Dataset entries on figures
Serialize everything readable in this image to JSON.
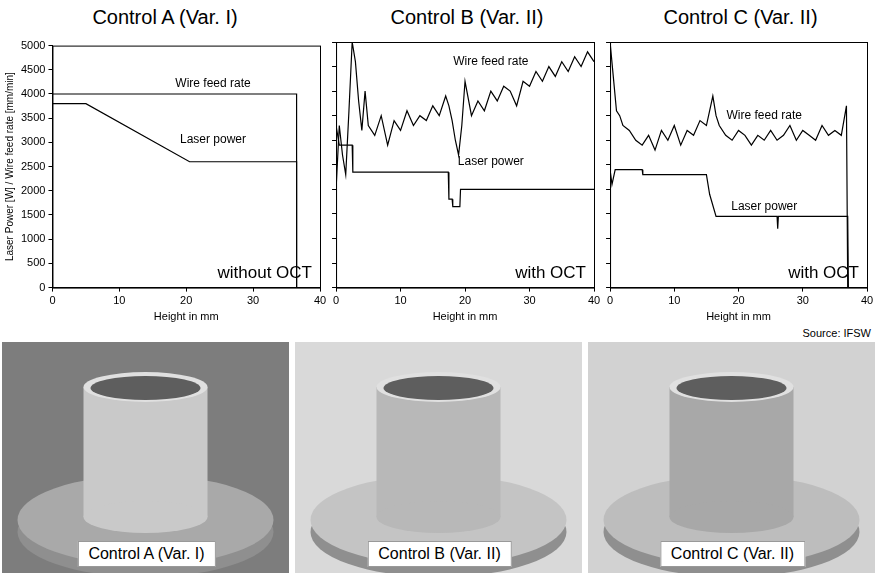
{
  "chart_data": [
    {
      "type": "line",
      "title": "Control A (Var. I)",
      "x_label": "Height in mm",
      "y_label": "Laser Power [W] / Wire feed rate [mm/min]",
      "xlim": [
        0,
        40
      ],
      "xticks": [
        0,
        10,
        20,
        30,
        40
      ],
      "ylim": [
        0,
        5000
      ],
      "yticks": [
        0,
        500,
        1000,
        1500,
        2000,
        2500,
        3000,
        3500,
        4000,
        4500,
        5000
      ],
      "grid": false,
      "annotation": "without OCT",
      "series": [
        {
          "name": "Wire feed rate",
          "color": "#000000",
          "x": [
            0,
            36.5,
            36.5
          ],
          "values": [
            4000,
            4000,
            0
          ]
        },
        {
          "name": "Laser power",
          "color": "#000000",
          "x": [
            0,
            5,
            20.5,
            36.5,
            36.5
          ],
          "values": [
            3800,
            3800,
            2600,
            2600,
            0
          ]
        }
      ]
    },
    {
      "type": "line",
      "title": "Control B (Var. II)",
      "x_label": "Height in mm",
      "xlim": [
        0,
        40
      ],
      "xticks": [
        0,
        10,
        20,
        30,
        40
      ],
      "ylim": [
        0,
        5000
      ],
      "yticks": [
        0,
        500,
        1000,
        1500,
        2000,
        2500,
        3000,
        3500,
        4000,
        4500,
        5000
      ],
      "grid": false,
      "tick_labels": "x",
      "annotation": "with OCT",
      "series": [
        {
          "name": "Wire feed rate",
          "color": "#000000",
          "x": [
            0,
            0.5,
            1,
            1.5,
            2,
            2.5,
            3,
            3.5,
            4,
            4.5,
            5,
            6,
            7,
            8,
            9,
            10,
            11,
            12,
            13,
            14,
            15,
            16,
            17,
            17.5,
            18,
            18.5,
            19,
            19.5,
            20,
            21,
            22,
            23,
            24,
            25,
            26,
            27,
            28,
            29,
            30,
            31,
            32,
            33,
            34,
            35,
            36,
            37,
            38,
            39,
            40
          ],
          "values": [
            2000,
            3300,
            2700,
            2300,
            3600,
            5000,
            4600,
            3800,
            3200,
            4000,
            3300,
            3100,
            3500,
            2900,
            3400,
            3200,
            3600,
            3300,
            3500,
            3400,
            3700,
            3500,
            3900,
            3700,
            3400,
            3000,
            2700,
            3300,
            4200,
            3500,
            3800,
            3600,
            4000,
            3800,
            4100,
            4000,
            3700,
            4200,
            4100,
            4400,
            4200,
            4500,
            4300,
            4600,
            4400,
            4700,
            4500,
            4800,
            4600
          ]
        },
        {
          "name": "Laser power",
          "color": "#000000",
          "x": [
            0,
            0.5,
            2.5,
            2.6,
            17.4,
            17.5,
            18,
            18.1,
            19.2,
            19.3,
            40
          ],
          "values": [
            3300,
            2900,
            2900,
            2350,
            2350,
            1800,
            1800,
            1650,
            1650,
            2000,
            2000
          ]
        }
      ]
    },
    {
      "type": "line",
      "title": "Control C (Var. II)",
      "x_label": "Height in mm",
      "xlim": [
        0,
        40
      ],
      "xticks": [
        0,
        10,
        20,
        30,
        40
      ],
      "ylim": [
        0,
        5000
      ],
      "yticks": [
        0,
        500,
        1000,
        1500,
        2000,
        2500,
        3000,
        3500,
        4000,
        4500,
        5000
      ],
      "grid": false,
      "tick_labels": "x",
      "annotation": "with OCT",
      "series": [
        {
          "name": "Wire feed rate",
          "color": "#000000",
          "x": [
            0,
            0.5,
            1,
            1.5,
            2,
            3,
            4,
            5,
            6,
            7,
            8,
            9,
            10,
            11,
            12,
            13,
            14,
            15,
            16,
            16.5,
            17,
            18,
            19,
            20,
            21,
            22,
            23,
            24,
            25,
            26,
            27,
            28,
            29,
            30,
            31,
            32,
            33,
            34,
            35,
            36,
            36.8,
            37
          ],
          "values": [
            5000,
            4300,
            3600,
            3500,
            3300,
            3200,
            3000,
            2900,
            3100,
            2800,
            3200,
            3000,
            3300,
            2900,
            3200,
            3100,
            3400,
            3300,
            3900,
            3500,
            3300,
            3100,
            3000,
            3200,
            3100,
            2900,
            3100,
            3000,
            3200,
            3000,
            3100,
            3300,
            3000,
            3200,
            3100,
            3000,
            3300,
            3100,
            3200,
            3100,
            3700,
            0
          ]
        },
        {
          "name": "Laser power",
          "color": "#000000",
          "x": [
            0,
            0.3,
            0.8,
            5,
            5.1,
            15,
            15.5,
            16.5,
            26,
            26.1,
            26.2,
            37,
            37.1
          ],
          "values": [
            2400,
            2100,
            2400,
            2400,
            2300,
            2300,
            1900,
            1450,
            1450,
            1200,
            1450,
            1450,
            0
          ]
        }
      ]
    }
  ],
  "source": "Source: IFSW",
  "photos": [
    {
      "caption": "Control A (Var. I)"
    },
    {
      "caption": "Control B (Var. II)"
    },
    {
      "caption": "Control C (Var. II)"
    }
  ]
}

What is required ::
Copy each line of the listing that includes "Control".

Written solution ::
      "title": "Control A (Var. I)",
      "title": "Control B (Var. II)",
      "title": "Control C (Var. II)",
      "caption": "Control A (Var. I)"
      "caption": "Control B (Var. II)"
      "caption": "Control C (Var. II)"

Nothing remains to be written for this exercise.